→ Short exercise:
Skip every picture and transcribe the remaining material exactly.

(Dataset entries)
###

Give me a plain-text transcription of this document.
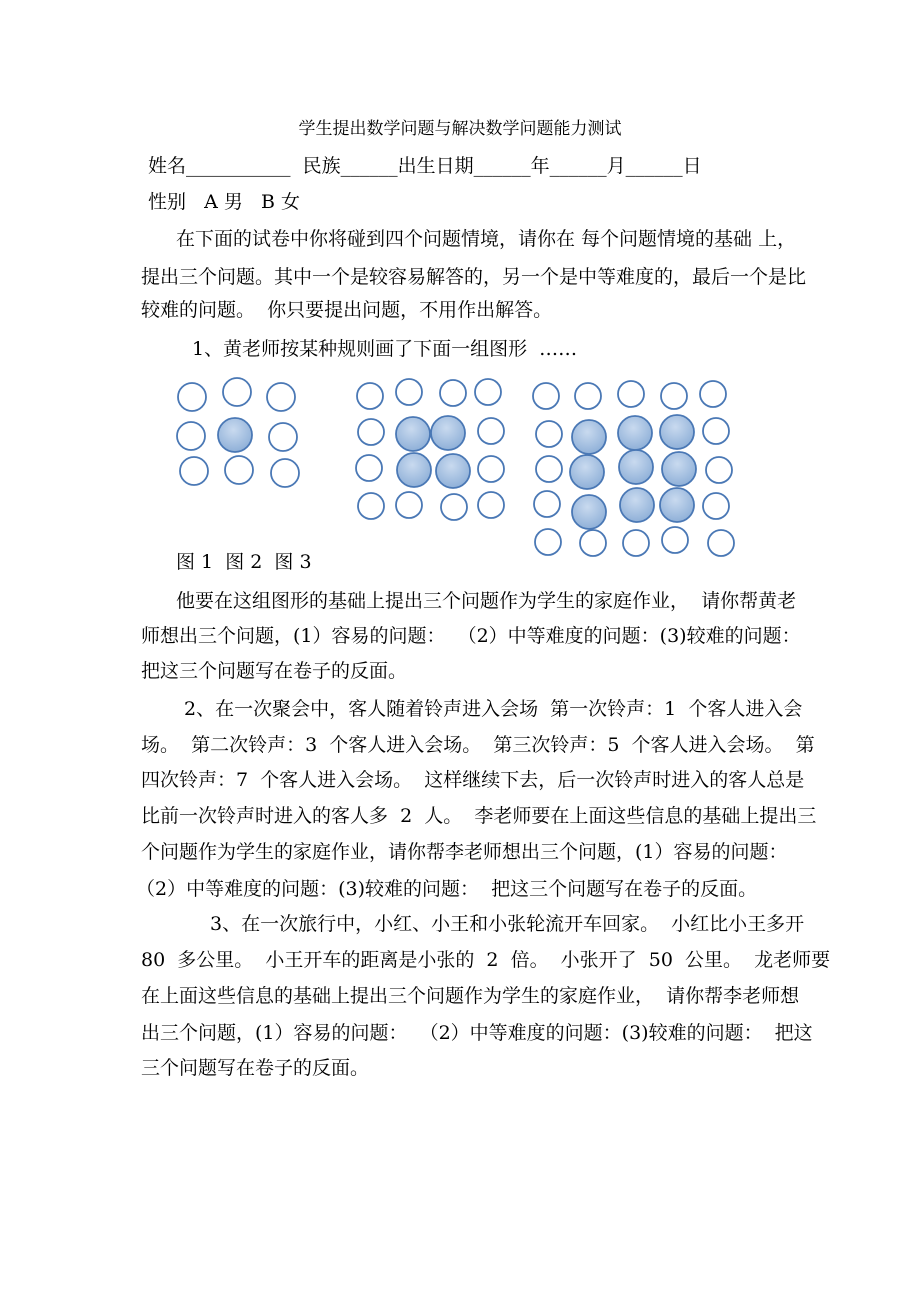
学生提出数学问题与解决数学问题能力测试
姓名___________  民族______出生日期______年______月______日
性别   A 男   B 女
在下面的试卷中你将碰到四个问题情境，请你在 每个问题情境的基础 上，
提出三个问题。其中一个是较容易解答的，另一个是中等难度的，最后一个是比
较难的问题。  你只要提出问题，不用作出解答。
1、黄老师按某种规则画了下面一组图形  ……
图 1  图 2  图 3
他要在这组图形的基础上提出三个问题作为学生的家庭作业，  请你帮黄老
师想出三个问题，(1）容易的问题：  （2）中等难度的问题：(3)较难的问题：
把这三个问题写在卷子的反面。
2、在一次聚会中，客人随着铃声进入会场  第一次铃声：1  个客人进入会
场。  第二次铃声：3  个客人进入会场。  第三次铃声：5  个客人进入会场。  第
四次铃声：7  个客人进入会场。  这样继续下去，后一次铃声时进入的客人总是
比前一次铃声时进入的客人多  2  人。  李老师要在上面这些信息的基础上提出三
个问题作为学生的家庭作业，请你帮李老师想出三个问题，(1）容易的问题：
（2）中等难度的问题：(3)较难的问题：  把这三个问题写在卷子的反面。
3、在一次旅行中，小红、小王和小张轮流开车回家。  小红比小王多开
80  多公里。  小王开车的距离是小张的  2  倍。  小张开了  50  公里。  龙老师要
在上面这些信息的基础上提出三个问题作为学生的家庭作业，  请你帮李老师想
出三个问题，(1）容易的问题：  （2）中等难度的问题：(3)较难的问题：  把这
三个问题写在卷子的反面。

###

→ Result:
Give me a plain-text transcription of this document.
学生提出数学问题与解决数学问题能力测试
姓名___________  民族______出生日期______年______月______日
性别   A 男   B 女
在下面的试卷中你将碰到四个问题情境，请你在 每个问题情境的基础 上，
提出三个问题。其中一个是较容易解答的，另一个是中等难度的，最后一个是比
较难的问题。  你只要提出问题，不用作出解答。
1、黄老师按某种规则画了下面一组图形  ……
图 1  图 2  图 3
他要在这组图形的基础上提出三个问题作为学生的家庭作业，  请你帮黄老
师想出三个问题，(1）容易的问题：  （2）中等难度的问题：(3)较难的问题：
把这三个问题写在卷子的反面。
2、在一次聚会中，客人随着铃声进入会场  第一次铃声：1  个客人进入会
场。  第二次铃声：3  个客人进入会场。  第三次铃声：5  个客人进入会场。  第
四次铃声：7  个客人进入会场。  这样继续下去，后一次铃声时进入的客人总是
比前一次铃声时进入的客人多  2  人。  李老师要在上面这些信息的基础上提出三
个问题作为学生的家庭作业，请你帮李老师想出三个问题，(1）容易的问题：
（2）中等难度的问题：(3)较难的问题：  把这三个问题写在卷子的反面。
3、在一次旅行中，小红、小王和小张轮流开车回家。  小红比小王多开
80  多公里。  小王开车的距离是小张的  2  倍。  小张开了  50  公里。  龙老师要
在上面这些信息的基础上提出三个问题作为学生的家庭作业，  请你帮李老师想
出三个问题，(1）容易的问题：  （2）中等难度的问题：(3)较难的问题：  把这
三个问题写在卷子的反面。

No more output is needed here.